> [COSA FARE] Per ogni affermazione indica se concorda con il brano sulla ricostruzione della mammella: rispondi sì o no e cita alla lettera le parole del brano che lo decidono. (a) La contrattura della capsula periprotesica è risultata di grado I-II in tutte le pazienti. (b) Gli autori ritengono che la chemioterapia interferisca con il processo di espansione. (c) Alcune delle pazienti trattate presentano segni di recidiva locoregionale.

> [BRANO SCELTO]
Metodi. Attraverso un'analisi retrospettiva, nell'arco di 2 anni abbiamo sottoposto, nella nostra divisione di chirurgia generale, 3 pazienti a ricostruzione immediata tramite espansori 4 pazienti (di cui 2 con ricostruzione bilaterale), ed 1 paziente a ricostruzione differita post-radioterapia, con un follow-up massimo di 4 anni; per migliorare il risultato estetico, si sono adottate le seguenti manovre chirurgiche: 1) conservazione del piccolo pettorale ribaltato a creare lateralmente la tasca muscolare; 2) disinserzione costale e sternale del muscolo grande pettorale; 3) creazione di una tasca muscolare ai quadranti superiori e sottocutanea nei quadranti inferiori; 4) creazione del solco; 5) pessi immediata, della mammella superstite. La polichemioterapia è stata eseguita su tutte le pazienti sia intraoperatoriamente che nel periodo postoperatorio.
Risultati. Tutte le pazienti trattate, attualmente (gennaio 97), non presentano segni di recidiva locoregionale né tantomeno di metastasi generali. Abbiamo riscontrato come complicazioni un'infezione subacuta della tasca protesica con esposizione dell'espansore, un'infezione del materiale di sutura, utilizzato per la conizzazione della ghiandola nella pessi della mammella controlaterale, in una ricostruzione differita dopo radioterapia.
Nella valutazione del risultato estetico, si sono osservate in tutte le pazienti una diastasi della cicatrice di grado variabile, l'assottigliamento della cicatrice, una modesta distorsione della protesi, osservabile ecograficamente. Il grado di contrattura della capsula periprotesica è stato valutato secondo la scala di Baker, risultando in tutte le pazienti di I-II grado.
Alla luce dei quesiti e dell'esperienza maturata viene analizzato, attraverso l'osservazione della bibliografia in proposito, l'effetto della radioterapia sulla ricostruzione tramite espansione tissutale; l'effetto della radioterapia sulla ricostruzione con tessuti autologhi; l'effetto della chemioterapia sulla ricostruzione tramite espansione o tessuti autologhi; l'effetto combinato della radio e chemioterapia sulla ricostruzione con protesi o tessuti autologhi. Viene inoltre indagato il timing e l'eventuale difficoltà nel repertamento di una recidiva locoregionale.
Conclusioni. Siamo pienamente concordi sulla necessità di eseguire una ricostruzione che sia immediata, quando indicata (soprattutto nelle ricostruzioni bilaterali) con protesi, poiché più semplice. Riteniamo che la chemioterapia non interferisca con il processo di espansione, mentre, se si valuta che occorra irradiare la paziente, è sicuramente meglio ricostruire utilizzando dei tessuti autologhi. Pensiamo inoltre che per determinate metodiche ricostruttive (la sostituzione dell'espansore, la ricostruzione differita con espansore) si debba utilizzare maggiormente il Day Hospital o, meglio, l'Office Surgery.

> [ESTRATTI DEI DATI]
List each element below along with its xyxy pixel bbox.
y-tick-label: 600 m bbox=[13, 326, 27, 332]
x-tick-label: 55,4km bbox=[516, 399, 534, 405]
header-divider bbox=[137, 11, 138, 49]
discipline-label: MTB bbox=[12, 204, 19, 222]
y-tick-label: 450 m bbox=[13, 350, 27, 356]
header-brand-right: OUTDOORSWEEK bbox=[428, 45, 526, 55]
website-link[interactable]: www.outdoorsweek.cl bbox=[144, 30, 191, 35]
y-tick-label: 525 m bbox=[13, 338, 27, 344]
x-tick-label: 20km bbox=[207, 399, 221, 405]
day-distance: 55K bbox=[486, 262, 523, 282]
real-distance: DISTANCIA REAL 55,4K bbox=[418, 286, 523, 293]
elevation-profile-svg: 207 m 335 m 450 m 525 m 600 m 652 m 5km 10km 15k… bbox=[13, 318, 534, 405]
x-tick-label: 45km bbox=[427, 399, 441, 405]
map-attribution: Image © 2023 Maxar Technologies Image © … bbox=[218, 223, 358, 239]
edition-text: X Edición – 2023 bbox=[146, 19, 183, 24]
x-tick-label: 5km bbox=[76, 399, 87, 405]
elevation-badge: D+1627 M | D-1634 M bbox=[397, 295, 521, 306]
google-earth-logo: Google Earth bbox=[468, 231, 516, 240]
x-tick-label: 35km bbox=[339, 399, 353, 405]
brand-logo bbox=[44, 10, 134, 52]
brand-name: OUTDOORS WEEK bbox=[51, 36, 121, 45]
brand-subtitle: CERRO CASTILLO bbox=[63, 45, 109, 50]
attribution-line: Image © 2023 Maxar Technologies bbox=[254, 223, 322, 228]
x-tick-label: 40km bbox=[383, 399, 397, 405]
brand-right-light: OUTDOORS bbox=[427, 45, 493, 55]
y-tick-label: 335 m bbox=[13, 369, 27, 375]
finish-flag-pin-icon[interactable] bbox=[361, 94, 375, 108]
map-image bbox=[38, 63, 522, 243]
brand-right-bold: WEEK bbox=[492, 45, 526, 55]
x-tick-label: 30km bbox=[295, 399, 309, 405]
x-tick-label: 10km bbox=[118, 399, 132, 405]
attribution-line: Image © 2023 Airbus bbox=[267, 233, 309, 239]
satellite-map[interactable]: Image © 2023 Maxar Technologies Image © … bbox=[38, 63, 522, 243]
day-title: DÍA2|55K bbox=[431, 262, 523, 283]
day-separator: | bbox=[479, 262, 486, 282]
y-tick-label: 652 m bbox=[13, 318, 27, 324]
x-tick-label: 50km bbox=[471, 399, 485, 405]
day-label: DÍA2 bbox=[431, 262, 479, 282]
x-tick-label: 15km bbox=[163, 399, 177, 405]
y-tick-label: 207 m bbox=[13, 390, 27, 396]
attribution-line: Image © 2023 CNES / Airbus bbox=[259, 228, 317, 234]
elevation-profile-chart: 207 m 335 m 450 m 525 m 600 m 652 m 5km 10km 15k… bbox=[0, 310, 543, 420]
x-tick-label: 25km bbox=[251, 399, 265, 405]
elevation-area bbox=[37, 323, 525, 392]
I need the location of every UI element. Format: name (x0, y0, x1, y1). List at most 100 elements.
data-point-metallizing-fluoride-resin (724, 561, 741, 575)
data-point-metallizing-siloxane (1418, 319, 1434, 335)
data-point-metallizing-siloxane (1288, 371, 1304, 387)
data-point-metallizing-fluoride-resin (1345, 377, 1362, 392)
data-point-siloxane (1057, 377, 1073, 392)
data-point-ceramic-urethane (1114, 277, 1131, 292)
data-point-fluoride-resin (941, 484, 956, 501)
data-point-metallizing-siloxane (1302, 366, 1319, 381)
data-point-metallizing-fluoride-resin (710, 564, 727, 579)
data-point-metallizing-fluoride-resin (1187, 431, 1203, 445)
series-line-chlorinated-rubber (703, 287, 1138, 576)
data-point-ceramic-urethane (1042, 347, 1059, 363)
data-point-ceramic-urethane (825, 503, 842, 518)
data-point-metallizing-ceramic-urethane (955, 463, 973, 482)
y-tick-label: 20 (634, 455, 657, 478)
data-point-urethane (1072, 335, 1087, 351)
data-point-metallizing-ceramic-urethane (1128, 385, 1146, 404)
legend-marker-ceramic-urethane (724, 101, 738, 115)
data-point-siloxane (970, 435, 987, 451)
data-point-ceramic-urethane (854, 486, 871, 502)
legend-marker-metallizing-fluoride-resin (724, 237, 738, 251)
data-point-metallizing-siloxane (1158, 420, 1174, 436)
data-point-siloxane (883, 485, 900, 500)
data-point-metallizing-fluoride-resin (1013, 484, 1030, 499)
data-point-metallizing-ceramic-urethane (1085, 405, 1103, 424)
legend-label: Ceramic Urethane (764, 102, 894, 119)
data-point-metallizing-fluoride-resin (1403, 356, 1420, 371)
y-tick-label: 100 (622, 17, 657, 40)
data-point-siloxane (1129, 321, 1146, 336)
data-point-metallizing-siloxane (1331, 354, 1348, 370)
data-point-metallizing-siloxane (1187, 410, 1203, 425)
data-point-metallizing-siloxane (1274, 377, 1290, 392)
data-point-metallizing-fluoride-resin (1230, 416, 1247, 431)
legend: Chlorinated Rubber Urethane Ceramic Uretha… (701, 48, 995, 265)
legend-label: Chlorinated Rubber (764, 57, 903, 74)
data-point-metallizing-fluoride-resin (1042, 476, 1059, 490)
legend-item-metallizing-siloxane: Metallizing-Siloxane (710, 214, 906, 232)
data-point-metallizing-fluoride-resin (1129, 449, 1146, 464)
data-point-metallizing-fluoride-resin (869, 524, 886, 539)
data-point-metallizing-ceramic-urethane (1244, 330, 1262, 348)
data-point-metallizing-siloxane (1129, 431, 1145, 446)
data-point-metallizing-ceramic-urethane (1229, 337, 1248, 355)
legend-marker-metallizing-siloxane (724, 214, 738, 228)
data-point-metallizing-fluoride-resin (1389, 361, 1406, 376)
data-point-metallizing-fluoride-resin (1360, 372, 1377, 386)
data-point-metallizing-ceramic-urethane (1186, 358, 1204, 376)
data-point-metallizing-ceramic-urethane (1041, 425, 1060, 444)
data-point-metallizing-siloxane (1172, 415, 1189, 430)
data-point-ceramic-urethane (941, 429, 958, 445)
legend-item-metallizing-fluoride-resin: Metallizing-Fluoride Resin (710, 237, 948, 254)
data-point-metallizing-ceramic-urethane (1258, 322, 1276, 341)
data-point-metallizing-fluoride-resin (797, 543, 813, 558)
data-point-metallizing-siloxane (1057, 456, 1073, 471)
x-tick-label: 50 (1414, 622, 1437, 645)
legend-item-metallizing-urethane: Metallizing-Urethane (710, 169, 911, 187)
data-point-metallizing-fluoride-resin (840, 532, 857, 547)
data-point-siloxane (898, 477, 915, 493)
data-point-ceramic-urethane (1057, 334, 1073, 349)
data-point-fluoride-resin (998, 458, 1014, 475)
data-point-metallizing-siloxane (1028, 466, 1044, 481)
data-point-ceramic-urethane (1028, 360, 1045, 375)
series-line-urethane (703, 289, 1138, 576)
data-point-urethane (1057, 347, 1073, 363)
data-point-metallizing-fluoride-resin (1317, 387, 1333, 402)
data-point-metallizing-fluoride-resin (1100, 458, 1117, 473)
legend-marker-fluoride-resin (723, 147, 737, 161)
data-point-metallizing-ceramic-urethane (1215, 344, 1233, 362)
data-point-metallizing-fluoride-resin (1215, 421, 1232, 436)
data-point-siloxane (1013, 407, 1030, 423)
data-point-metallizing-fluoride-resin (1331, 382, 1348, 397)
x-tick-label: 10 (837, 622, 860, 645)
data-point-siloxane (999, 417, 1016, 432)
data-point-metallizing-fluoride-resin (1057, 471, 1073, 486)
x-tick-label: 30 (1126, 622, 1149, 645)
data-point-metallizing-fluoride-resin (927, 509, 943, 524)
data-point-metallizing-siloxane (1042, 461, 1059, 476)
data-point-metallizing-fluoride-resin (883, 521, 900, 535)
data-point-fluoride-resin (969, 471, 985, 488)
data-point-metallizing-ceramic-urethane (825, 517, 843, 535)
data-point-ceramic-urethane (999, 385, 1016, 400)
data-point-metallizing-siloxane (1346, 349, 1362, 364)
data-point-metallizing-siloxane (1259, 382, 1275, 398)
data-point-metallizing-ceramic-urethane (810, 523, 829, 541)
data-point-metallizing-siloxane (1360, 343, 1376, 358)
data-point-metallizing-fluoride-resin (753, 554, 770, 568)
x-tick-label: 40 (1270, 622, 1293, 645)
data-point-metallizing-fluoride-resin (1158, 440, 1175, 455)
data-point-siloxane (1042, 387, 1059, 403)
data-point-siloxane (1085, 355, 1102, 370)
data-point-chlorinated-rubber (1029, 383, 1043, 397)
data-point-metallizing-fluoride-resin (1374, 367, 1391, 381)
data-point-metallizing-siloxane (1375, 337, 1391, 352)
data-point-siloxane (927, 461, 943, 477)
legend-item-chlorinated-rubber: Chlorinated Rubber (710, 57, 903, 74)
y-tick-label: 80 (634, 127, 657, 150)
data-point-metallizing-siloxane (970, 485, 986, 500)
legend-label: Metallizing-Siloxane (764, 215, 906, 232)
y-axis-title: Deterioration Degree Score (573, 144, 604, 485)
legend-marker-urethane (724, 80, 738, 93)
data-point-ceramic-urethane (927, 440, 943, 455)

> [RISPOSTA]
(a) Sì: "risultando in tutte le pazienti di I-II grado".
(b) No: "Riteniamo che la chemioterapia non interferisca con il processo di espansione".
(c) No: "Tutte le pazienti trattate, attualmente (gennaio 97), non presentano segni di recidiva locoregionale".